#### What you need to do:
Nothing in the records should be changed in the copy, though the pictures must be left out.

#### Information shown:
== Segment start ==

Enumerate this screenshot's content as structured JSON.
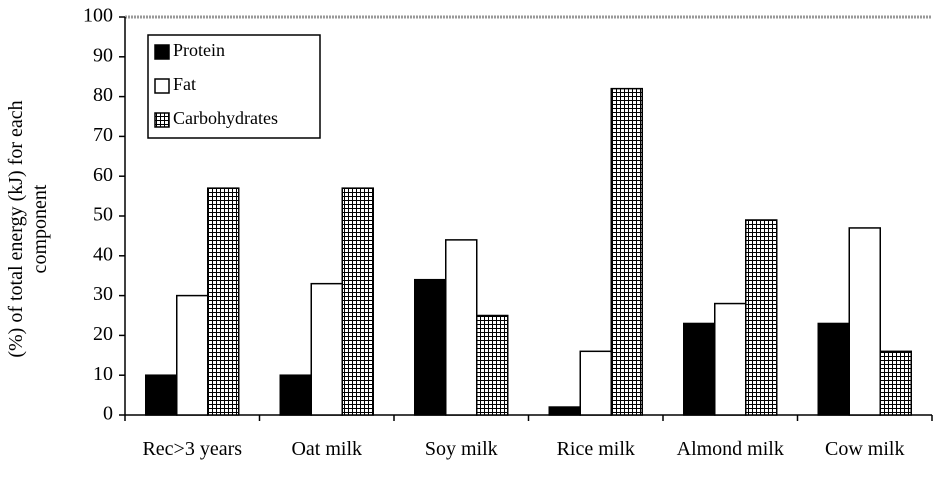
{
  "chart_data": {
    "type": "bar",
    "y_label": "(%) of total energy (kJ) for each component",
    "categories": [
      "Rec>3 years",
      "Oat milk",
      "Soy milk",
      "Rice milk",
      "Almond milk",
      "Cow milk"
    ],
    "series": [
      {
        "name": "Protein",
        "color": "#000000",
        "values": [
          10,
          10,
          34,
          2,
          23,
          23
        ]
      },
      {
        "name": "Fat",
        "color": "#ffffff",
        "values": [
          30,
          33,
          44,
          16,
          28,
          47
        ]
      },
      {
        "name": "Carbohydrates",
        "color": "#ffffff",
        "hatch": "grid",
        "values": [
          57,
          57,
          25,
          82,
          49,
          16
        ]
      }
    ],
    "ylim": [
      0,
      100
    ],
    "yticks": [
      0,
      10,
      20,
      30,
      40,
      50,
      60,
      70,
      80,
      90,
      100
    ],
    "legend": "upper-left"
  }
}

== Segment end ==

#### Expected answer:
Enumerate this screenshot's content as structured JSON.
{
  "chart_data": {
    "type": "bar",
    "y_label": "(%) of total energy (kJ) for each component",
    "categories": [
      "Rec>3 years",
      "Oat milk",
      "Soy milk",
      "Rice milk",
      "Almond milk",
      "Cow milk"
    ],
    "series": [
      {
        "name": "Protein",
        "color": "#000000",
        "values": [
          10,
          10,
          34,
          2,
          23,
          23
        ]
      },
      {
        "name": "Fat",
        "color": "#ffffff",
        "values": [
          30,
          33,
          44,
          16,
          28,
          47
        ]
      },
      {
        "name": "Carbohydrates",
        "color": "#ffffff",
        "hatch": "grid",
        "values": [
          57,
          57,
          25,
          82,
          49,
          16
        ]
      }
    ],
    "ylim": [
      0,
      100
    ],
    "yticks": [
      0,
      10,
      20,
      30,
      40,
      50,
      60,
      70,
      80,
      90,
      100
    ],
    "legend": "upper-left"
  }
}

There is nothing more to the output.